- [WHAT YOU NEED TO DO] Find the lines holding the string "Attribute" in the data, then copy all of them.

=== ITEMS ===

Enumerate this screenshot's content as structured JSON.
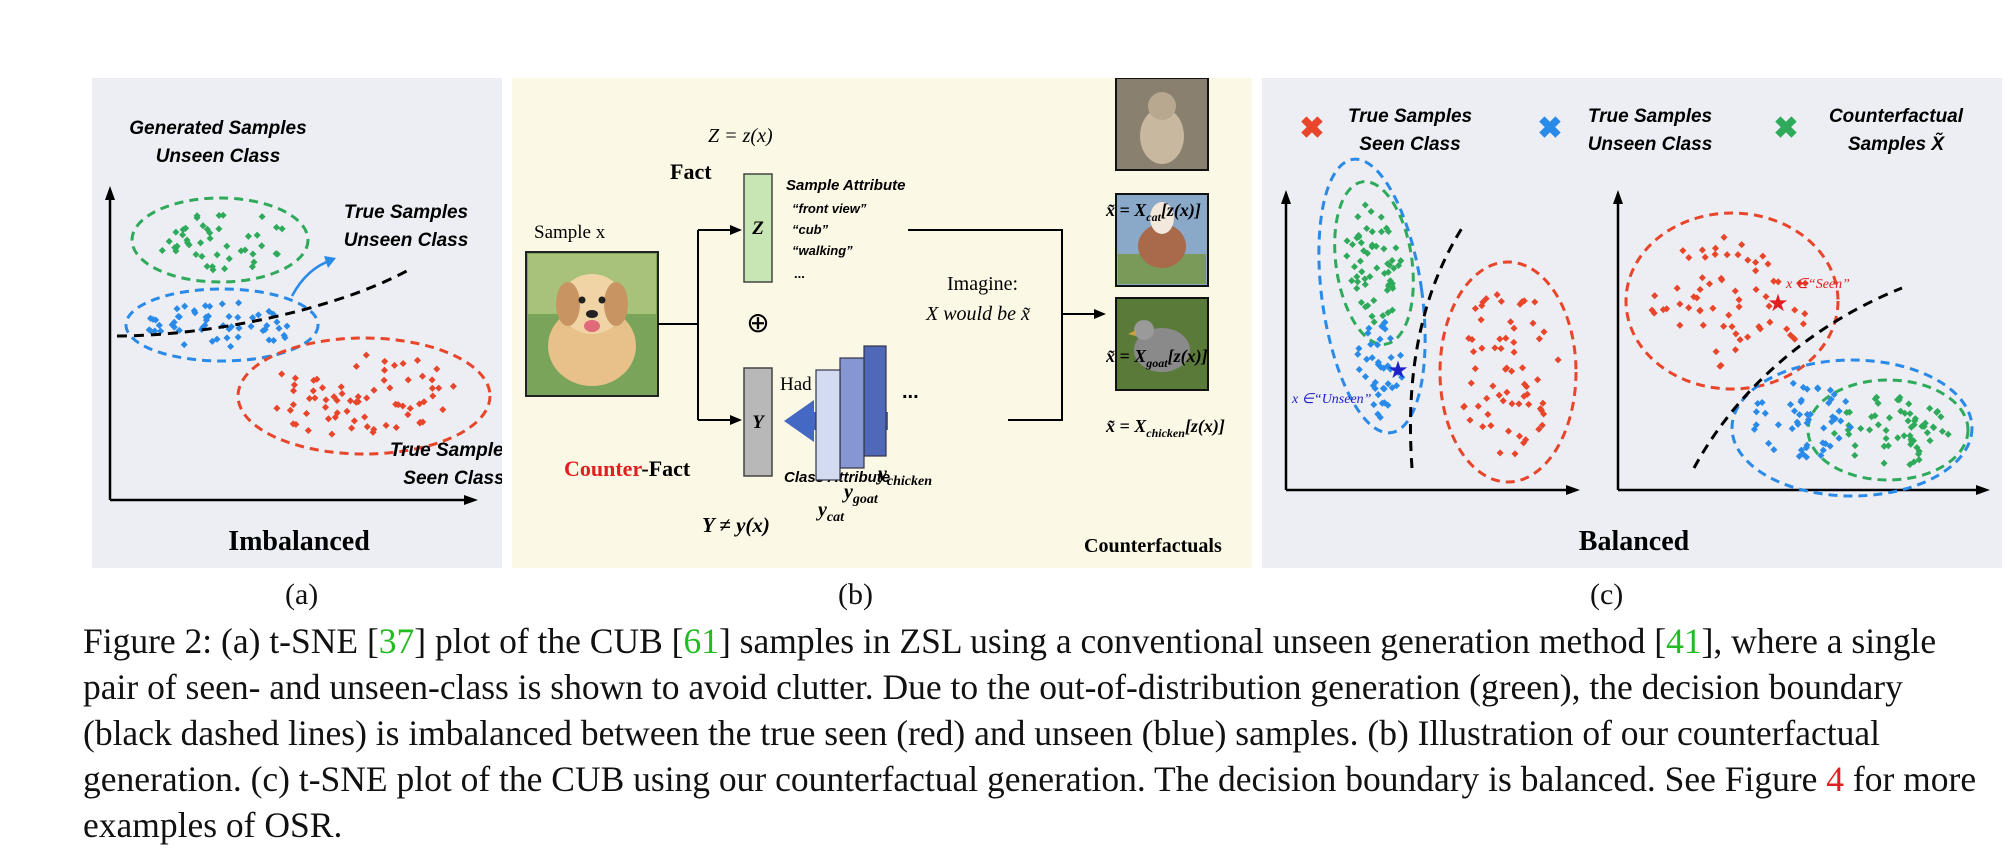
{
  "panel_a": {
    "label_generated_1": "Generated Samples",
    "label_generated_2": "Unseen Class",
    "label_true_unseen_1": "True Samples",
    "label_true_unseen_2": "Unseen Class",
    "label_true_seen_1": "True Samples",
    "label_true_seen_2": "Seen Class",
    "title": "Imbalanced",
    "sublabel": "(a)"
  },
  "panel_b": {
    "z_eq": "Z = z(x)",
    "fact": "Fact",
    "sample_label": "Sample x",
    "sample_attr_title": "Sample Attribute",
    "sample_attrs": [
      "“front view”",
      "“cub”",
      "“walking”",
      "..."
    ],
    "z_box": "Z",
    "y_box": "Y",
    "oplus": "⊕",
    "had_y": "Had Y been y",
    "counter": "Counter",
    "fact2": "-Fact",
    "class_attr": "Class Attribute",
    "y_neq": "Y ≠ y(x)",
    "imagine_1": "Imagine:",
    "imagine_2": "X would be x̃",
    "y_cat": "y",
    "y_cat_sub": "cat",
    "y_goat": "y",
    "y_goat_sub": "goat",
    "y_chicken": "y",
    "y_chicken_sub": "chicken",
    "dots": "...",
    "cf_cat": "x̃ = X",
    "cf_cat_sub": "cat",
    "cf_goat_sub": "goat",
    "cf_chicken_sub": "chicken",
    "cf_tail": "[z(x)]",
    "counterfactuals": "Counterfactuals",
    "sublabel": "(b)"
  },
  "panel_c": {
    "legend": [
      {
        "l1": "True Samples",
        "l2": "Seen Class",
        "color": "#e8452a"
      },
      {
        "l1": "True Samples",
        "l2": "Unseen Class",
        "color": "#2a8ae8"
      },
      {
        "l1": "Counterfactual",
        "l2": "Samples X̃",
        "color": "#2faa5a"
      }
    ],
    "unseen_note": "x ∈“Unseen”",
    "seen_note": "x ∈“Seen”",
    "title": "Balanced",
    "sublabel": "(c)"
  },
  "caption": {
    "s1": "Figure 2: (a) t-SNE [",
    "c1": "37",
    "s2": "] plot of the CUB [",
    "c2": "61",
    "s3": "] samples in ZSL using a conventional unseen generation method [",
    "c3": "41",
    "s4": "], where a single pair of seen- and unseen-class is shown to avoid clutter. Due to the out-of-distribution generation (green), the decision boundary (black dashed lines) is imbalanced between the true seen (red) and unseen (blue) samples. (b) Illustration of our counterfactual generation. (c) t-SNE plot of the CUB using our counterfactual generation. The decision boundary is balanced. See Figure ",
    "f1": "4",
    "s5": " for more examples of OSR."
  },
  "colors": {
    "seen": "#e8452a",
    "unseen": "#2a8ae8",
    "counterfactual": "#2faa5a",
    "panel_bg_a": "#eceef4",
    "panel_bg_b": "#fcf8e6"
  }
}
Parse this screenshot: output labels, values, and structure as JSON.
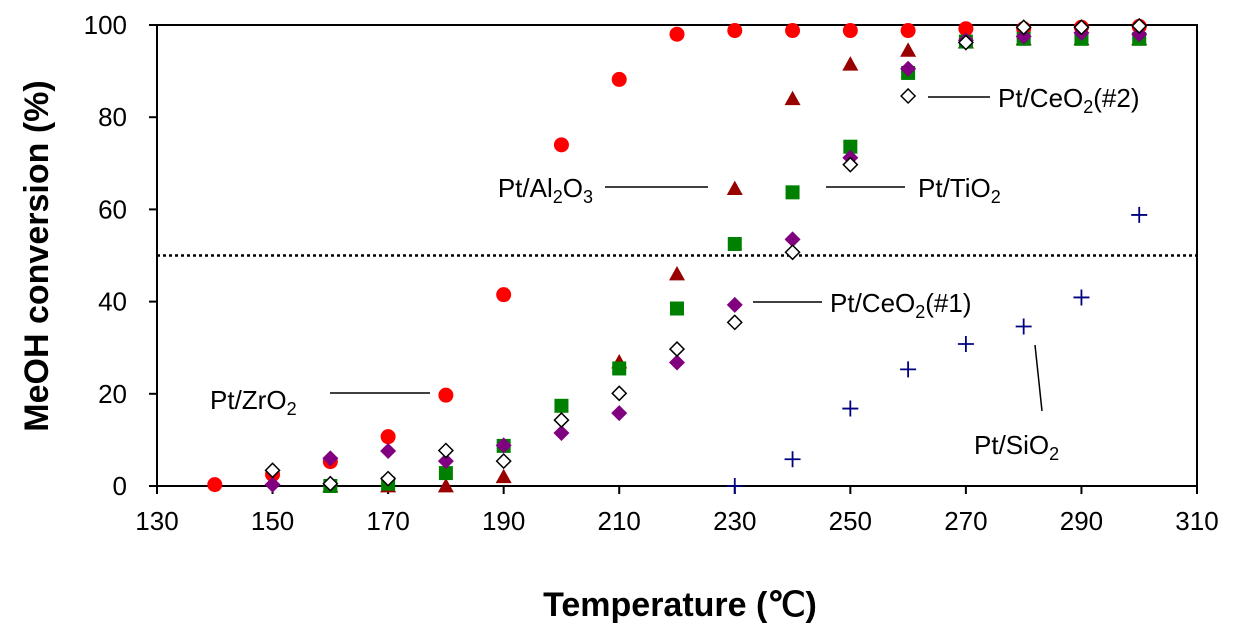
{
  "chart_data": {
    "type": "scatter",
    "title": "",
    "xlabel": "Temperature (℃)",
    "ylabel": "MeOH conversion (%)",
    "xlim": [
      130,
      310
    ],
    "ylim": [
      0,
      100
    ],
    "xticks": [
      130,
      150,
      170,
      190,
      210,
      230,
      250,
      270,
      290,
      310
    ],
    "yticks": [
      0,
      20,
      40,
      60,
      80,
      100
    ],
    "grid": false,
    "legend": "none",
    "reference_line": {
      "y": 50,
      "style": "dotted"
    },
    "series": [
      {
        "name": "Pt/ZrO2",
        "marker": "circle",
        "color": "#ff0000",
        "x": [
          140,
          150,
          160,
          170,
          180,
          190,
          200,
          210,
          220,
          230,
          240,
          250,
          260,
          270,
          280,
          290,
          300
        ],
        "y": [
          0.3,
          2.5,
          5.3,
          10.7,
          19.7,
          41.5,
          74,
          88.2,
          98,
          98.8,
          98.8,
          98.8,
          98.8,
          99.2,
          99.2,
          99.5,
          99.7
        ]
      },
      {
        "name": "Pt/Al2O3",
        "marker": "triangle",
        "color": "#990000",
        "x": [
          160,
          170,
          180,
          190,
          210,
          220,
          230,
          240,
          250,
          260,
          270,
          280,
          290,
          300
        ],
        "y": [
          0,
          0,
          0,
          2,
          26.9,
          46,
          64.5,
          84,
          91.5,
          94.5,
          96.3,
          97,
          97,
          97
        ]
      },
      {
        "name": "Pt/TiO2",
        "marker": "square",
        "color": "#008000",
        "x": [
          160,
          170,
          180,
          190,
          200,
          210,
          220,
          230,
          240,
          250,
          260,
          270,
          280,
          290,
          300
        ],
        "y": [
          0,
          0.5,
          2.8,
          8.7,
          17.4,
          25.5,
          38.5,
          52.5,
          63.7,
          73.6,
          89.6,
          96.4,
          97,
          97,
          97
        ]
      },
      {
        "name": "Pt/CeO2(#1)",
        "marker": "diamond",
        "color": "#800080",
        "x": [
          150,
          160,
          170,
          180,
          190,
          200,
          210,
          220,
          230,
          240,
          250,
          260,
          270,
          280,
          290,
          300
        ],
        "y": [
          0.3,
          6,
          7.6,
          5.4,
          8.8,
          11.5,
          15.8,
          26.8,
          39.3,
          53.5,
          71.2,
          90.5,
          96.7,
          97.5,
          98.3,
          98
        ]
      },
      {
        "name": "Pt/CeO2(#2)",
        "marker": "diamond-open",
        "color": "#000000",
        "x": [
          150,
          160,
          170,
          180,
          190,
          200,
          210,
          220,
          230,
          240,
          250,
          260,
          270,
          280,
          290,
          300
        ],
        "y": [
          3.4,
          0.5,
          1.6,
          7.7,
          5.4,
          14.3,
          20.1,
          29.7,
          35.5,
          50.7,
          69.7,
          84.6,
          96.2,
          99.5,
          99.5,
          99.8
        ]
      },
      {
        "name": "Pt/SiO2",
        "marker": "plus",
        "color": "#000080",
        "x": [
          230,
          240,
          250,
          260,
          270,
          280,
          290,
          300
        ],
        "y": [
          0,
          5.8,
          16.8,
          25.3,
          30.8,
          34.6,
          40.9,
          58.8
        ]
      }
    ],
    "annotations": [
      {
        "label": "Pt/ZrO",
        "sub": "2",
        "tail": "",
        "target": [
          180,
          19.7
        ]
      },
      {
        "label": "Pt/Al",
        "sub": "2",
        "mid": "O",
        "sub2": "3",
        "target": [
          230,
          64.5
        ]
      },
      {
        "label": "Pt/TiO",
        "sub": "2",
        "tail": "",
        "target": [
          240,
          63.7
        ]
      },
      {
        "label": "Pt/CeO",
        "sub": "2",
        "tail": "(#1)",
        "target": [
          230,
          39.3
        ]
      },
      {
        "label": "Pt/CeO",
        "sub": "2",
        "tail": "(#2)",
        "target": [
          260,
          84.6
        ]
      },
      {
        "label": "Pt/SiO",
        "sub": "2",
        "tail": "",
        "target": [
          280,
          34.6
        ]
      }
    ]
  }
}
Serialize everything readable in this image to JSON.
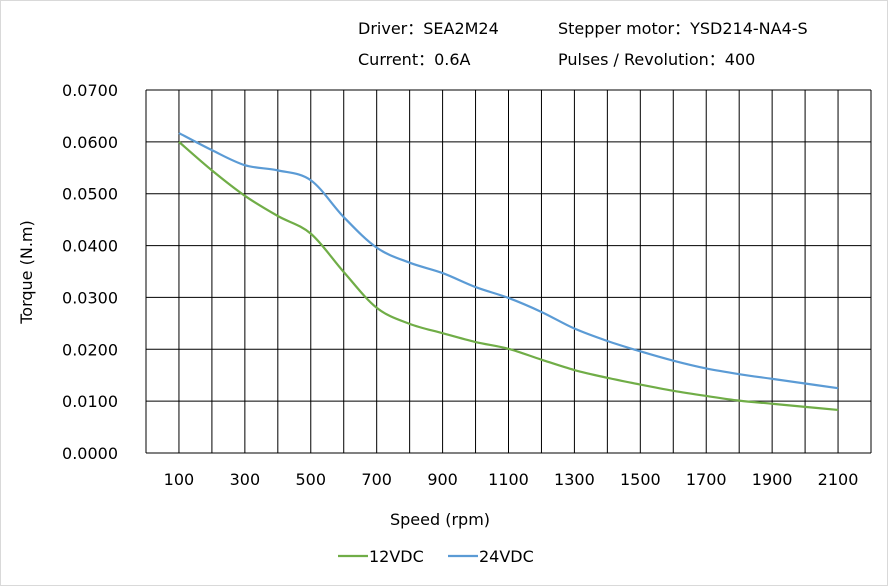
{
  "header": {
    "driver": "Driver：SEA2M24",
    "motor": "Stepper motor：YSD214-NA4-S",
    "current": "Current：0.6A",
    "pulses": "Pulses / Revolution：400"
  },
  "chart_data": {
    "type": "line",
    "title": "",
    "xlabel": "Speed (rpm)",
    "ylabel": "Torque (N.m)",
    "xlim": [
      0,
      2200
    ],
    "ylim": [
      0,
      0.07
    ],
    "grid": true,
    "legend_position": "bottom",
    "x_ticks": [
      "100",
      "300",
      "500",
      "700",
      "900",
      "1100",
      "1300",
      "1500",
      "1700",
      "1900",
      "2100"
    ],
    "y_ticks": [
      "0.0000",
      "0.0100",
      "0.0200",
      "0.0300",
      "0.0400",
      "0.0500",
      "0.0600",
      "0.0700"
    ],
    "x": [
      100,
      200,
      300,
      400,
      500,
      600,
      700,
      800,
      900,
      1000,
      1100,
      1200,
      1300,
      1400,
      1500,
      1600,
      1700,
      1800,
      1900,
      2000,
      2100
    ],
    "series": [
      {
        "name": "12VDC",
        "color": "#70ad47",
        "values": [
          0.06,
          0.0545,
          0.0496,
          0.0457,
          0.0423,
          0.0349,
          0.028,
          0.0249,
          0.0231,
          0.0214,
          0.0201,
          0.018,
          0.016,
          0.0145,
          0.0132,
          0.012,
          0.011,
          0.0101,
          0.0095,
          0.0089,
          0.0083
        ]
      },
      {
        "name": "24VDC",
        "color": "#5b9bd5",
        "values": [
          0.0617,
          0.0584,
          0.0555,
          0.0545,
          0.0526,
          0.0455,
          0.0396,
          0.0367,
          0.0347,
          0.032,
          0.0299,
          0.0272,
          0.024,
          0.0216,
          0.0196,
          0.0178,
          0.0163,
          0.0152,
          0.0143,
          0.0134,
          0.0125
        ]
      }
    ]
  }
}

===

- [RESULT]
    "sample_attr_title": "Sample Attribute",
    "class_attr": "Class Attribute",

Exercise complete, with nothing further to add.